• Objective:
Extract each line holding the word "structured" from the entries.

• Given information:
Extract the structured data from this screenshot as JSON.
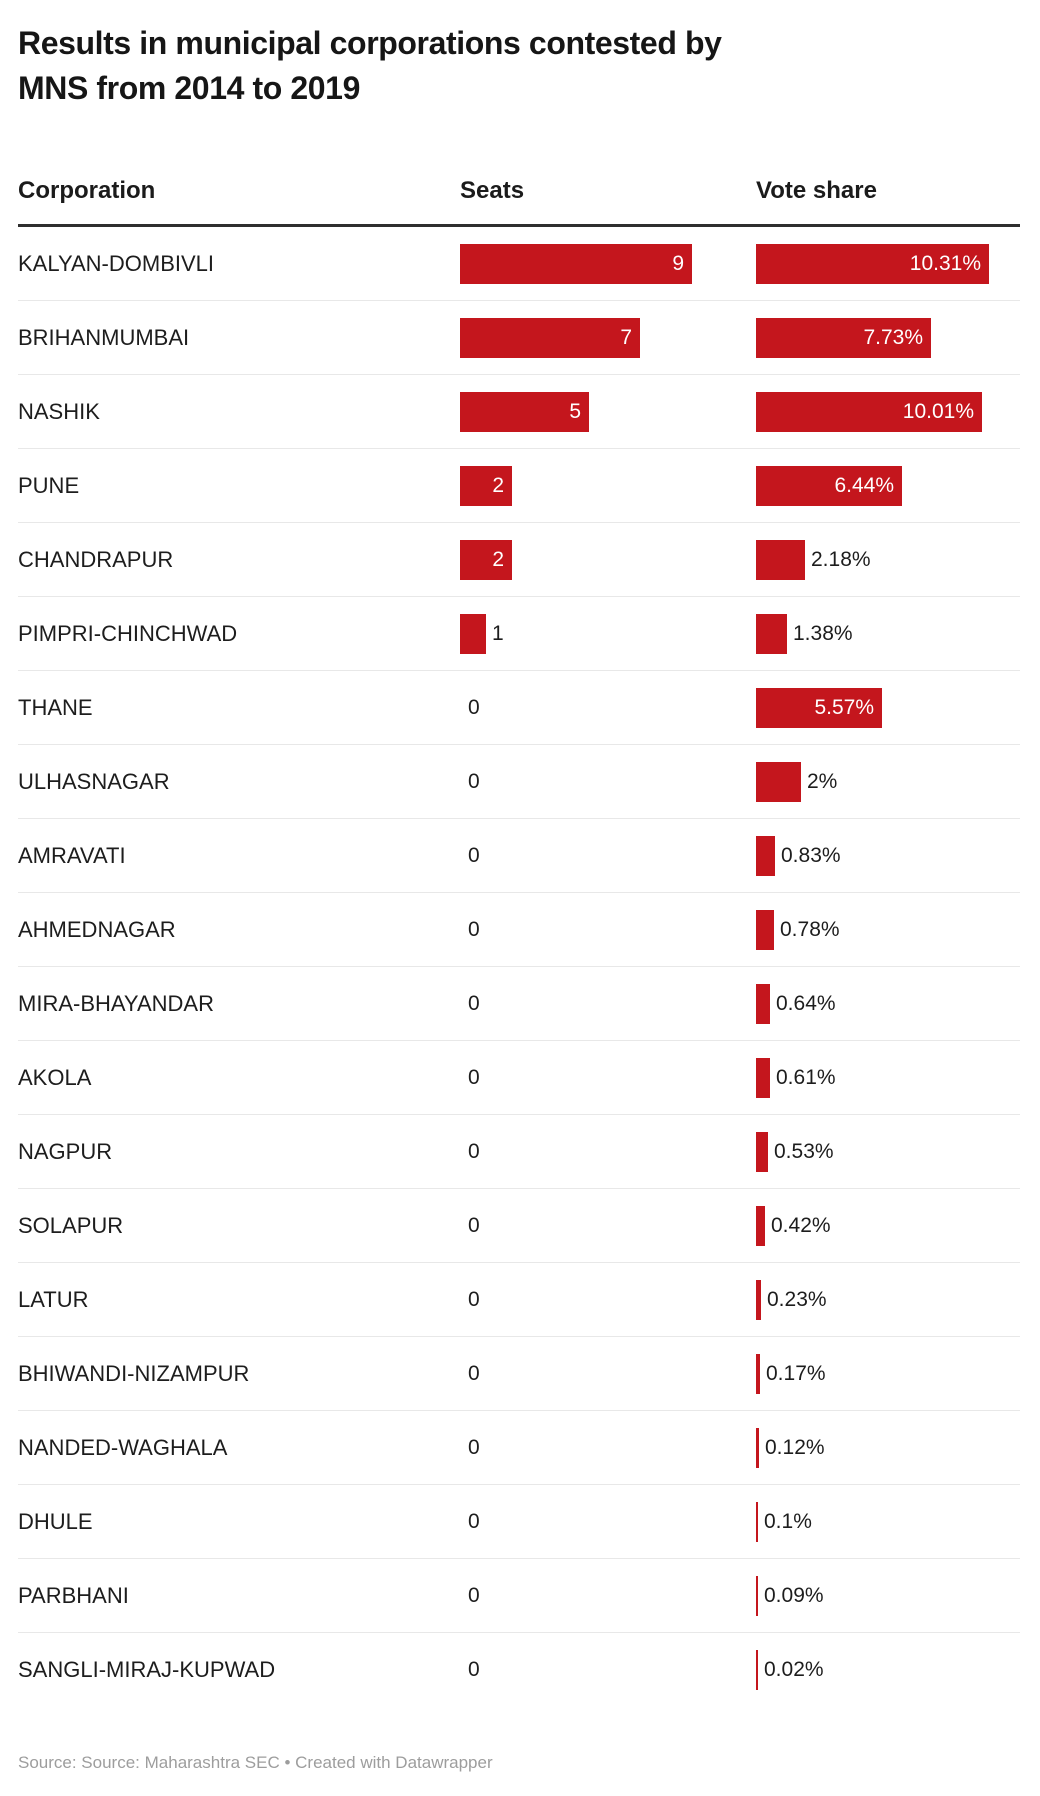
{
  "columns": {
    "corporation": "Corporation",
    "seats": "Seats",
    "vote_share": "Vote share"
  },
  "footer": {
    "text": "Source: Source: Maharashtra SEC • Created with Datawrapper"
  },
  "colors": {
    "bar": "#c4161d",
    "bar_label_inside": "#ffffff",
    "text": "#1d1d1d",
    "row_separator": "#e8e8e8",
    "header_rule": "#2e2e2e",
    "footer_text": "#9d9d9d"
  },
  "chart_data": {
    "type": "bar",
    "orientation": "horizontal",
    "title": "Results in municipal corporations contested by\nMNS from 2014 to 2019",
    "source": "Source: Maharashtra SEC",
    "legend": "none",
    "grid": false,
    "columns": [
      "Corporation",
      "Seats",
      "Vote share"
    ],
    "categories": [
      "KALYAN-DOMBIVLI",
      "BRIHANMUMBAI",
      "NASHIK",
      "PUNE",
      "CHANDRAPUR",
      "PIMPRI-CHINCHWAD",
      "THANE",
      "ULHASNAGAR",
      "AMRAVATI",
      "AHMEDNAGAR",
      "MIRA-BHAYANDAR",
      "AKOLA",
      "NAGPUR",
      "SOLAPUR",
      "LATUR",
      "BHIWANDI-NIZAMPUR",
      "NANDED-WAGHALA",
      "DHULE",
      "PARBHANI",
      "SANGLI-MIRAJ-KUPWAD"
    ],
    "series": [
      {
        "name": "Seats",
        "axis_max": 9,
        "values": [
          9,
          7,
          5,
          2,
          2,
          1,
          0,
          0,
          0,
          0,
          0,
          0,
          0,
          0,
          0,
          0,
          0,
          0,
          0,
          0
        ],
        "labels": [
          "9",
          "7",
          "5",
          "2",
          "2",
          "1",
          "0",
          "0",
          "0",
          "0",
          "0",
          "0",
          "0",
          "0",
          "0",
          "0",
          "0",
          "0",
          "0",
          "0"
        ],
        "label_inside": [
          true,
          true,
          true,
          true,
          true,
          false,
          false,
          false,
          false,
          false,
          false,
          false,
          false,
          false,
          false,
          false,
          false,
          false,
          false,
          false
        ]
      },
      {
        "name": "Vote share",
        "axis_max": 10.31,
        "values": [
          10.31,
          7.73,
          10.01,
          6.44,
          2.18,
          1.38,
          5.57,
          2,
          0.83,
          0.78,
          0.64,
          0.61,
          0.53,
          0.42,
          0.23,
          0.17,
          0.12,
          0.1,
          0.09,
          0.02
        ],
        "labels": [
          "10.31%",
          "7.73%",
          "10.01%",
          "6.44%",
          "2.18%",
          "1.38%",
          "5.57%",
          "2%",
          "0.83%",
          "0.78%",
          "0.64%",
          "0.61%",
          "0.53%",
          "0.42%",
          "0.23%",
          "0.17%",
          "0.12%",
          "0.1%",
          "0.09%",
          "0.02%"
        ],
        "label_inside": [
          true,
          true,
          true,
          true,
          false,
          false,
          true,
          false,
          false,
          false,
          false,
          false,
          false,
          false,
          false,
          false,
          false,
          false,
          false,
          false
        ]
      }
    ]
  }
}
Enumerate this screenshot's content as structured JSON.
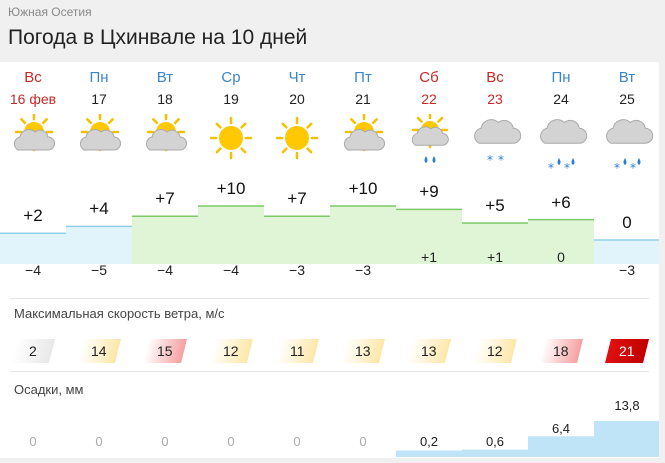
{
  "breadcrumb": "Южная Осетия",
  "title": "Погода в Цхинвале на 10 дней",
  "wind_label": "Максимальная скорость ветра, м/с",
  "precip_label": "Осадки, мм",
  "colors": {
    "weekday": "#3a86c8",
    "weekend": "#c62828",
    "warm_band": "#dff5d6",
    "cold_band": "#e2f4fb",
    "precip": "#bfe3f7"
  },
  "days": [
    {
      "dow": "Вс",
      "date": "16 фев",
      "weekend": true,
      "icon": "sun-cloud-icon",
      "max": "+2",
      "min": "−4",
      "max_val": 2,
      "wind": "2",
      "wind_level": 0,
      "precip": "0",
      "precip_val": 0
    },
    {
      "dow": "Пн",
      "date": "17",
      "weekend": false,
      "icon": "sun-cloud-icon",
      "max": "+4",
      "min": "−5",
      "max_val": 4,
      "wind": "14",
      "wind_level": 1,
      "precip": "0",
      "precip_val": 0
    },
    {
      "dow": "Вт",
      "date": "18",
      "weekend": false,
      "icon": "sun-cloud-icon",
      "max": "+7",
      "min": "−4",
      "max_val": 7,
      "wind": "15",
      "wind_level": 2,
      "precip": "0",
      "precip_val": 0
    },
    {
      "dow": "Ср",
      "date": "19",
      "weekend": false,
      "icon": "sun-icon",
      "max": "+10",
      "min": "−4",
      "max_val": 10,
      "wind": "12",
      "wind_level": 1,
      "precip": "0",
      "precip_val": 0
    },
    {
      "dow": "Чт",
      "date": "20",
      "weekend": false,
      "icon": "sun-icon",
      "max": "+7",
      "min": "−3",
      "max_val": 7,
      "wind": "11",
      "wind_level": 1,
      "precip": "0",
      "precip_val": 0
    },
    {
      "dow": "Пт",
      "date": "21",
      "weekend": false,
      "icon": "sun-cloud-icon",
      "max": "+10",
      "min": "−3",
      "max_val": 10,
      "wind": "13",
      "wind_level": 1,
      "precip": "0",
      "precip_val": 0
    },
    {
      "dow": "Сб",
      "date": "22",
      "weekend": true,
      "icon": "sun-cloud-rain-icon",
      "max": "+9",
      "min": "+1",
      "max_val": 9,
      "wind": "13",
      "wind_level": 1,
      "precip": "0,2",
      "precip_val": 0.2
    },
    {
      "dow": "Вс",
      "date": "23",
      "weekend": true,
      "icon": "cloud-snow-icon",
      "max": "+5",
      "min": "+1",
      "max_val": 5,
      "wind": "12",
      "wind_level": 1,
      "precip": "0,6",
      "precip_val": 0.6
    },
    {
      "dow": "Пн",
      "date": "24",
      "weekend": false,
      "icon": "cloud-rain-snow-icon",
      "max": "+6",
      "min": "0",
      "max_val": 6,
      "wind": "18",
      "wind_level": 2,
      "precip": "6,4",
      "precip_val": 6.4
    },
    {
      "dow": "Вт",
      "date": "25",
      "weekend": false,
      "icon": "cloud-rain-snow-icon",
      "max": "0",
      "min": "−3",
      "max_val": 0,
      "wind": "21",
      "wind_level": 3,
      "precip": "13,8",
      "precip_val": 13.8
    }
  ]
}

--

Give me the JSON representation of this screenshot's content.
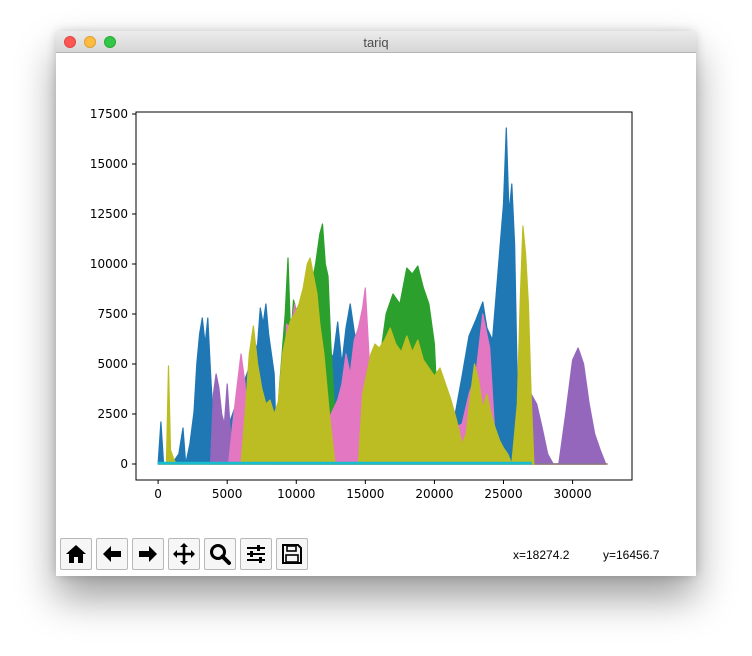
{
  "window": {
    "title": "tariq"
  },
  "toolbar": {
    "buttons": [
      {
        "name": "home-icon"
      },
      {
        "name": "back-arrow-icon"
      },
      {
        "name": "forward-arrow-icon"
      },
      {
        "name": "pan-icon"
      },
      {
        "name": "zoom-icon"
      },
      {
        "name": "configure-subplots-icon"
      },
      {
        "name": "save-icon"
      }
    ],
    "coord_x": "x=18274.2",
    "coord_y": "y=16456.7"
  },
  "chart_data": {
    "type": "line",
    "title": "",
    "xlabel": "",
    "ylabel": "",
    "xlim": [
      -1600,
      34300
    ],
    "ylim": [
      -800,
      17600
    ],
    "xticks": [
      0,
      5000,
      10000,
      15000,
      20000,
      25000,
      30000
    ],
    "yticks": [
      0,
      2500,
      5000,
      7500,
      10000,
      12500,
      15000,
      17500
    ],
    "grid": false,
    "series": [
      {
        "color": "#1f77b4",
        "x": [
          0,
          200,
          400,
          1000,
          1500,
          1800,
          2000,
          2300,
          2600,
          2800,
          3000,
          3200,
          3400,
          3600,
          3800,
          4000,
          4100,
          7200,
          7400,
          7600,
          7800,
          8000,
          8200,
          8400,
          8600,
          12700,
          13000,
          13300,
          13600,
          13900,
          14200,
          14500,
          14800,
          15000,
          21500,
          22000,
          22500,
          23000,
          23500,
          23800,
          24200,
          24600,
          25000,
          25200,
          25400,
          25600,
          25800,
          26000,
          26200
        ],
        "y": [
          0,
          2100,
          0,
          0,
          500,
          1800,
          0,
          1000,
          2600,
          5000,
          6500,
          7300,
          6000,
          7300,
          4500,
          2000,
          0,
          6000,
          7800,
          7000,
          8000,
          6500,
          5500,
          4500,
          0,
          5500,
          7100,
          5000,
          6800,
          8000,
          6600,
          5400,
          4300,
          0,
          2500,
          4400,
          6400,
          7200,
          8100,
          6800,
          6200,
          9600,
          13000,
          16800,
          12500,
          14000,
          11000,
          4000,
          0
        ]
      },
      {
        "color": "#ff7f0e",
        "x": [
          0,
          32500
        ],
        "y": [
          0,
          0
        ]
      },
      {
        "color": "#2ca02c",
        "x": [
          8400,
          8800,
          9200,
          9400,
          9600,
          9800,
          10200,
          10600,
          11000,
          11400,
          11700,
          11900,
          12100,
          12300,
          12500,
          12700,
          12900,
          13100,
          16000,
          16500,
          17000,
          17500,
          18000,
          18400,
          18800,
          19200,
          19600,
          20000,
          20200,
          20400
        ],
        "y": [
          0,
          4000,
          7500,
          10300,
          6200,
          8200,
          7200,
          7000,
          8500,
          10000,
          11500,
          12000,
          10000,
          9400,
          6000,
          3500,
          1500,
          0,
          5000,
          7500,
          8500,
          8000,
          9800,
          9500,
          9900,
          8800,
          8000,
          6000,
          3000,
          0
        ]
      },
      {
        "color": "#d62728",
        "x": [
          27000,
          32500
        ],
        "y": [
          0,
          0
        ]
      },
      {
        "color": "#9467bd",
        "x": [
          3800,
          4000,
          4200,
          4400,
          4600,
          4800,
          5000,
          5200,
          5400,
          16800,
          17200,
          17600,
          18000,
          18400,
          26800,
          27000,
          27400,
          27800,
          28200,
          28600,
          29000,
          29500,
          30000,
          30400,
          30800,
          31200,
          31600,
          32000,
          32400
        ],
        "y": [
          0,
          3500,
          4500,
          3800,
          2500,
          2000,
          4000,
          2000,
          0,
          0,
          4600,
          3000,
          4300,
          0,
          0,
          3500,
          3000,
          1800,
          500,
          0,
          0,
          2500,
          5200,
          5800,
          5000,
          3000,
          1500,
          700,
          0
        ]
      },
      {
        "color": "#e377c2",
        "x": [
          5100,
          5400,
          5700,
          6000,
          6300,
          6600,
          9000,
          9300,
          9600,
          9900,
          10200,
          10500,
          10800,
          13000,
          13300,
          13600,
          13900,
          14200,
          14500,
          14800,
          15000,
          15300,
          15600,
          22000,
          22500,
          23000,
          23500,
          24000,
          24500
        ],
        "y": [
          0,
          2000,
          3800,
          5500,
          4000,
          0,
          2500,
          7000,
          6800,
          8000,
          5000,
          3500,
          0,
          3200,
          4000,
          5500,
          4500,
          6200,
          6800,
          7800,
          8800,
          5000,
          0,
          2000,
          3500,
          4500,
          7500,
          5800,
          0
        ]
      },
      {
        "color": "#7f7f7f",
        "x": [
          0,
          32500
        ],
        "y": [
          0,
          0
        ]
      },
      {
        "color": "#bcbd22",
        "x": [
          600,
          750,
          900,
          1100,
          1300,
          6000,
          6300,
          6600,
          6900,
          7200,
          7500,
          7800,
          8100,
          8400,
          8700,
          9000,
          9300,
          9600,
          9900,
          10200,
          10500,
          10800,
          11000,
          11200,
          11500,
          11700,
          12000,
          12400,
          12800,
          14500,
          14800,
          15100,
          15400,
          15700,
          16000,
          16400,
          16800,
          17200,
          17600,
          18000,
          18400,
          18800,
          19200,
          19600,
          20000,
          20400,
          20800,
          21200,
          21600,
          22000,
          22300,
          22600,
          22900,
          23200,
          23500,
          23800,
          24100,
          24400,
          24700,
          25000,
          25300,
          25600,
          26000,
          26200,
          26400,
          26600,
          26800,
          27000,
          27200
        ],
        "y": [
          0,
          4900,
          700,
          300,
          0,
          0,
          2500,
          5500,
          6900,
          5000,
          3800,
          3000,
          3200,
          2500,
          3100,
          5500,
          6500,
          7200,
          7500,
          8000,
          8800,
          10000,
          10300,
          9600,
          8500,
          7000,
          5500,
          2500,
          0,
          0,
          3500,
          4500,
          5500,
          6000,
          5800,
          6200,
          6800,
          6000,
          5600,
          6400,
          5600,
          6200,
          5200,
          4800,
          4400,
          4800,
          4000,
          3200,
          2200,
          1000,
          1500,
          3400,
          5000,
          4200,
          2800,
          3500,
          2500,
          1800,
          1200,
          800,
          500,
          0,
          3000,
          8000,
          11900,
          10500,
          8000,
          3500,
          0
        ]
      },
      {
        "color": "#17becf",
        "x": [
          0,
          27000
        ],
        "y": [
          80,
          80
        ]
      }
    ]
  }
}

• Answer below:
Extract the structured data from this screenshot as JSON.
Enumerate this screenshot's content as structured JSON.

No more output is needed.